==== Extracted information ====

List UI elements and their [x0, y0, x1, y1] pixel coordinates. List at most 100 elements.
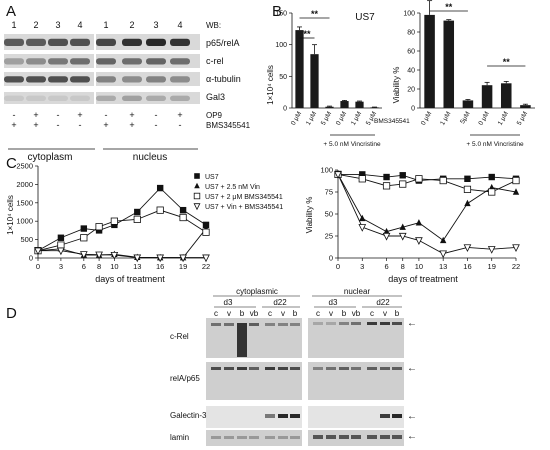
y-tick-label: 100	[403, 11, 415, 18]
bar	[355, 101, 364, 108]
band	[265, 414, 275, 418]
band	[224, 436, 234, 439]
marker-open-square	[110, 217, 118, 225]
x-tick-label: 3	[59, 262, 63, 271]
timepoint-label: d22	[273, 298, 287, 307]
category-label: 0 μM	[477, 111, 490, 127]
treatment-mark: -	[105, 110, 108, 120]
panel-c-label: C	[6, 155, 17, 172]
category-label: 5 μM	[516, 111, 529, 127]
marker-square	[194, 173, 200, 179]
marker-open-square	[133, 215, 141, 223]
lane-letter: b	[395, 309, 400, 318]
marker-open-triangle	[382, 232, 391, 241]
marker-open-square	[179, 213, 187, 222]
treatment-mark: +	[11, 120, 16, 130]
western-blots	[4, 34, 200, 104]
marker-open-square	[193, 192, 201, 200]
y-tick-label: 0	[329, 254, 333, 263]
blot-band	[146, 76, 166, 83]
x-tick-label: 19	[488, 262, 496, 271]
blot-label-d-0: c-Rel	[170, 332, 189, 341]
blot-band	[4, 95, 24, 101]
lane-letter: vb	[250, 309, 259, 318]
marker-open-square	[80, 234, 88, 242]
x-tick-label: 0	[336, 262, 340, 271]
x-tick-label: 13	[133, 262, 141, 271]
marker-triangle	[399, 223, 406, 230]
category-label: 0 μM	[420, 111, 433, 127]
y-tick-label: 2000	[16, 180, 33, 189]
series-line	[337, 174, 517, 255]
panel-a-label: A	[6, 3, 16, 20]
lane-letter: c	[370, 309, 374, 318]
treatment-mark: +	[129, 120, 134, 130]
band	[278, 414, 288, 418]
lane-letter: b	[293, 309, 298, 318]
lane-letter: b	[240, 309, 245, 318]
lane-number: 3	[153, 20, 158, 30]
band	[278, 323, 288, 326]
category-label: 1 μM	[350, 111, 363, 127]
blot-band	[170, 58, 190, 65]
lane-number: 2	[33, 20, 38, 30]
treatment-mark: -	[57, 120, 60, 130]
treatment-rows: - + - + - + - + OP9+ + - - + + - - BMS345541	[11, 110, 250, 130]
y-tick-label: 100	[275, 42, 287, 49]
bar	[520, 105, 531, 108]
lane-numbers: 1 2 3 4 1 2 3 4	[11, 20, 182, 30]
y-tick-label: 75	[325, 188, 333, 197]
band	[380, 367, 390, 370]
band	[265, 323, 275, 326]
lane-number: 2	[129, 20, 134, 30]
marker-open-square	[358, 175, 366, 183]
category-label: 0 μM	[335, 111, 348, 127]
treatment-mark: -	[155, 110, 158, 120]
marker-open-triangle	[179, 254, 187, 263]
marker-open-triangle	[512, 244, 520, 253]
marker-square	[111, 221, 118, 229]
x-axis-label-right: days of treatment	[388, 274, 458, 284]
band	[290, 367, 300, 370]
band	[392, 414, 402, 418]
marker-open-triangle	[439, 250, 448, 259]
y-tick-label: 100	[320, 166, 333, 175]
blot-label-d-1: relA/p65	[170, 374, 200, 383]
marker-square	[80, 225, 88, 232]
marker-triangle	[359, 214, 366, 222]
x-tick-label: 16	[463, 262, 471, 271]
marker-square	[464, 175, 471, 182]
lane-letter: c	[268, 309, 272, 318]
band	[290, 414, 300, 418]
marker-open-square	[439, 176, 447, 185]
chart-title: US7	[355, 12, 375, 23]
legend-entry-3: US7 + Vin + BMS345541	[205, 204, 283, 211]
band	[326, 435, 336, 439]
panel-d-label: D	[6, 305, 17, 322]
group-cytoplasmic: cytoplasmic	[236, 287, 278, 296]
treatment-mark: -	[79, 120, 82, 130]
band	[249, 367, 259, 370]
marker-open-triangle	[358, 224, 367, 232]
y-tick-label: 40	[407, 68, 415, 75]
y-tick-label: 0	[411, 106, 415, 113]
treatment-mark: -	[155, 120, 158, 130]
smear	[237, 323, 247, 357]
blot-band	[96, 58, 116, 65]
treatment-name: BMS345541	[206, 121, 251, 130]
band	[351, 435, 361, 439]
lane-letter: v	[227, 309, 231, 318]
d-blots: c-Rel ← relA/p65 ← Galectin-3 ← lamin ←	[170, 318, 417, 446]
blot-band	[70, 58, 90, 65]
bar	[443, 20, 455, 109]
x-axis-label-left: days of treatment	[95, 274, 165, 284]
blot-band	[122, 58, 142, 65]
significance-mark: **	[303, 29, 311, 39]
band	[351, 367, 361, 370]
viability-line-chart: 0 25 50 75 100 0 3 6 8 10 13 16 19 22	[320, 166, 520, 272]
lane-letter: vb	[352, 309, 361, 318]
x-tick-label: 8	[401, 262, 405, 271]
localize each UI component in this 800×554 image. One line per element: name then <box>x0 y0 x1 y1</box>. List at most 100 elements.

====

| Aim of the task |
Write out every line of the items above word for word, leaving out the pictures.

| Task result |
List UI elements and their [x0, y0, x1, y1] pixel coordinates. List at most 100 elements.
y-tick-label: 100	[403, 11, 415, 18]
bar	[355, 101, 364, 108]
band	[265, 414, 275, 418]
band	[224, 436, 234, 439]
marker-open-square	[110, 217, 118, 225]
x-tick-label: 3	[59, 262, 63, 271]
timepoint-label: d22	[273, 298, 287, 307]
category-label: 0 μM	[477, 111, 490, 127]
treatment-mark: -	[105, 110, 108, 120]
panel-c-label: C	[6, 155, 17, 172]
category-label: 5 μM	[516, 111, 529, 127]
marker-square	[194, 173, 200, 179]
marker-open-square	[133, 215, 141, 223]
lane-letter: b	[395, 309, 400, 318]
marker-open-triangle	[382, 232, 391, 241]
marker-open-square	[179, 213, 187, 222]
treatment-mark: +	[11, 120, 16, 130]
western-blots	[4, 34, 200, 104]
marker-open-square	[193, 192, 201, 200]
y-tick-label: 0	[329, 254, 333, 263]
blot-band	[146, 76, 166, 83]
x-tick-label: 19	[488, 262, 496, 271]
blot-label-d-0: c-Rel	[170, 332, 189, 341]
blot-band	[4, 95, 24, 101]
lane-letter: vb	[250, 309, 259, 318]
marker-open-square	[80, 234, 88, 242]
x-tick-label: 0	[336, 262, 340, 271]
x-tick-label: 13	[133, 262, 141, 271]
marker-triangle	[399, 223, 406, 230]
category-label: 0 μM	[420, 111, 433, 127]
y-tick-label: 2000	[16, 180, 33, 189]
series-line	[337, 174, 517, 255]
panel-a-label: A	[6, 3, 16, 20]
lane-letter: c	[370, 309, 374, 318]
treatment-mark: +	[129, 120, 134, 130]
band	[278, 414, 288, 418]
lane-letter: b	[293, 309, 298, 318]
lane-letter: b	[240, 309, 245, 318]
lane-number: 3	[153, 20, 158, 30]
band	[278, 323, 288, 326]
category-label: 1 μM	[350, 111, 363, 127]
blot-band	[170, 58, 190, 65]
lane-number: 2	[33, 20, 38, 30]
treatment-mark: -	[57, 120, 60, 130]
treatment-rows: - + - + - + - + OP9+ + - - + + - - BMS345541	[11, 110, 250, 130]
y-tick-label: 100	[275, 42, 287, 49]
bar	[520, 105, 531, 108]
lane-numbers: 1 2 3 4 1 2 3 4	[11, 20, 182, 30]
y-tick-label: 75	[325, 188, 333, 197]
band	[380, 367, 390, 370]
band	[265, 323, 275, 326]
lane-number: 2	[129, 20, 134, 30]
marker-open-square	[358, 175, 366, 183]
category-label: 0 μM	[335, 111, 348, 127]
treatment-mark: -	[155, 110, 158, 120]
marker-open-triangle	[179, 254, 187, 263]
marker-open-triangle	[512, 244, 520, 253]
marker-square	[111, 221, 118, 229]
x-axis-label-right: days of treatment	[388, 274, 458, 284]
band	[290, 367, 300, 370]
band	[392, 414, 402, 418]
marker-open-triangle	[439, 250, 448, 259]
y-tick-label: 100	[320, 166, 333, 175]
blot-label-d-1: relA/p65	[170, 374, 200, 383]
marker-square	[80, 225, 88, 232]
marker-triangle	[359, 214, 366, 222]
x-tick-label: 16	[463, 262, 471, 271]
marker-square	[464, 175, 471, 182]
lane-letter: c	[268, 309, 272, 318]
band	[290, 414, 300, 418]
marker-open-square	[439, 176, 447, 185]
chart-title: US7	[355, 12, 375, 23]
legend-entry-3: US7 + Vin + BMS345541	[205, 204, 283, 211]
band	[326, 435, 336, 439]
panel-d-label: D	[6, 305, 17, 322]
group-cytoplasmic: cytoplasmic	[236, 287, 278, 296]
treatment-mark: -	[79, 120, 82, 130]
band	[249, 367, 259, 370]
marker-open-triangle	[358, 224, 367, 232]
y-tick-label: 40	[407, 68, 415, 75]
y-tick-label: 0	[411, 106, 415, 113]
treatment-mark: -	[155, 120, 158, 130]
smear	[237, 323, 247, 357]
blot-band	[96, 58, 116, 65]
treatment-name: BMS345541	[206, 121, 251, 130]
band	[351, 435, 361, 439]
lane-letter: v	[227, 309, 231, 318]
d-blots: c-Rel ← relA/p65 ← Galectin-3 ← lamin ←	[170, 318, 417, 446]
blot-band	[70, 58, 90, 65]
bar	[443, 20, 455, 109]
x-axis-label-left: days of treatment	[95, 274, 165, 284]
blot-band	[122, 58, 142, 65]
significance-mark: **	[303, 29, 311, 39]
band	[351, 367, 361, 370]
viability-line-chart: 0 25 50 75 100 0 3 6 8 10 13 16 19 22	[320, 166, 520, 272]
lane-letter: vb	[352, 309, 361, 318]
x-tick-label: 8	[401, 262, 405, 271]
localize each UI component in this 800×554 image. One line per element: name then <box>x0 y0 x1 y1</box>. List at most 100 elements.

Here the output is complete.